• **What this task involves**
Write out the records below once more, exactly as they stand.

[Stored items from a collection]

* * *

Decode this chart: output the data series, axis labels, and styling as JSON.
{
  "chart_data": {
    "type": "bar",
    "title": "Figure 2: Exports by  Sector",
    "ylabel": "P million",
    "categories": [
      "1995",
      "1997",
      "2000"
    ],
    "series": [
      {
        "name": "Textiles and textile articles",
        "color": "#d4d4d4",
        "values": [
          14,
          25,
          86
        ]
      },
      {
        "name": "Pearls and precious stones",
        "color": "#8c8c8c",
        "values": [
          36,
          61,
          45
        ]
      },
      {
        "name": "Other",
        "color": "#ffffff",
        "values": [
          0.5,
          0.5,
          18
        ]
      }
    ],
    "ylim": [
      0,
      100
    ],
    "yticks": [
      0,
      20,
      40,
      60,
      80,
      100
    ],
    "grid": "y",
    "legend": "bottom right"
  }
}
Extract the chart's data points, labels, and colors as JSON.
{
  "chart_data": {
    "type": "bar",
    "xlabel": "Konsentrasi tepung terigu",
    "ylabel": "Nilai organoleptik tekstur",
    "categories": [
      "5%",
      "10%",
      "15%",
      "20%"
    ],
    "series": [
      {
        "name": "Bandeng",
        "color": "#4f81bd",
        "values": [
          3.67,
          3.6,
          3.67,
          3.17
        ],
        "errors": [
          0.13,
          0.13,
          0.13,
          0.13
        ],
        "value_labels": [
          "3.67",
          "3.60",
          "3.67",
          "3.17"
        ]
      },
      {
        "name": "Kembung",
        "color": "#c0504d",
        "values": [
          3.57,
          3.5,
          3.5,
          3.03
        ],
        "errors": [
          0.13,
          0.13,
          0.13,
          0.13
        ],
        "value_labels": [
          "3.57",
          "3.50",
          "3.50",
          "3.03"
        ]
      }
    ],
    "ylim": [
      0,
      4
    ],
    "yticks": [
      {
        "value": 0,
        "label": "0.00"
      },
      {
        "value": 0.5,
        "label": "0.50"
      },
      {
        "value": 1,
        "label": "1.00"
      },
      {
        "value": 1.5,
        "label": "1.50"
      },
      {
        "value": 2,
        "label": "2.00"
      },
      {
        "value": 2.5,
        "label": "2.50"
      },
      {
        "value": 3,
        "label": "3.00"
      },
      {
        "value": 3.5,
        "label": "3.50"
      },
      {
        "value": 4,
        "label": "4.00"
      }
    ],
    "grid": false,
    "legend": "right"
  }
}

* * *

• **Right answer**
Decode this chart: output the data series, axis labels, and styling as JSON.
{
  "chart_data": {
    "type": "bar",
    "title": "Figure 2: Exports by  Sector",
    "ylabel": "P million",
    "categories": [
      "1995",
      "1997",
      "2000"
    ],
    "series": [
      {
        "name": "Textiles and textile articles",
        "color": "#d4d4d4",
        "values": [
          14,
          25,
          86
        ]
      },
      {
        "name": "Pearls and precious stones",
        "color": "#8c8c8c",
        "values": [
          36,
          61,
          45
        ]
      },
      {
        "name": "Other",
        "color": "#ffffff",
        "values": [
          0.5,
          0.5,
          18
        ]
      }
    ],
    "ylim": [
      0,
      100
    ],
    "yticks": [
      0,
      20,
      40,
      60,
      80,
      100
    ],
    "grid": "y",
    "legend": "bottom right"
  }
}
Extract the chart's data points, labels, and colors as JSON.
{
  "chart_data": {
    "type": "bar",
    "xlabel": "Konsentrasi tepung terigu",
    "ylabel": "Nilai organoleptik tekstur",
    "categories": [
      "5%",
      "10%",
      "15%",
      "20%"
    ],
    "series": [
      {
        "name": "Bandeng",
        "color": "#4f81bd",
        "values": [
          3.67,
          3.6,
          3.67,
          3.17
        ],
        "errors": [
          0.13,
          0.13,
          0.13,
          0.13
        ],
        "value_labels": [
          "3.67",
          "3.60",
          "3.67",
          "3.17"
        ]
      },
      {
        "name": "Kembung",
        "color": "#c0504d",
        "values": [
          3.57,
          3.5,
          3.5,
          3.03
        ],
        "errors": [
          0.13,
          0.13,
          0.13,
          0.13
        ],
        "value_labels": [
          "3.57",
          "3.50",
          "3.50",
          "3.03"
        ]
      }
    ],
    "ylim": [
      0,
      4
    ],
    "yticks": [
      {
        "value": 0,
        "label": "0.00"
      },
      {
        "value": 0.5,
        "label": "0.50"
      },
      {
        "value": 1,
        "label": "1.00"
      },
      {
        "value": 1.5,
        "label": "1.50"
      },
      {
        "value": 2,
        "label": "2.00"
      },
      {
        "value": 2.5,
        "label": "2.50"
      },
      {
        "value": 3,
        "label": "3.00"
      },
      {
        "value": 3.5,
        "label": "3.50"
      },
      {
        "value": 4,
        "label": "4.00"
      }
    ],
    "grid": false,
    "legend": "right"
  }
}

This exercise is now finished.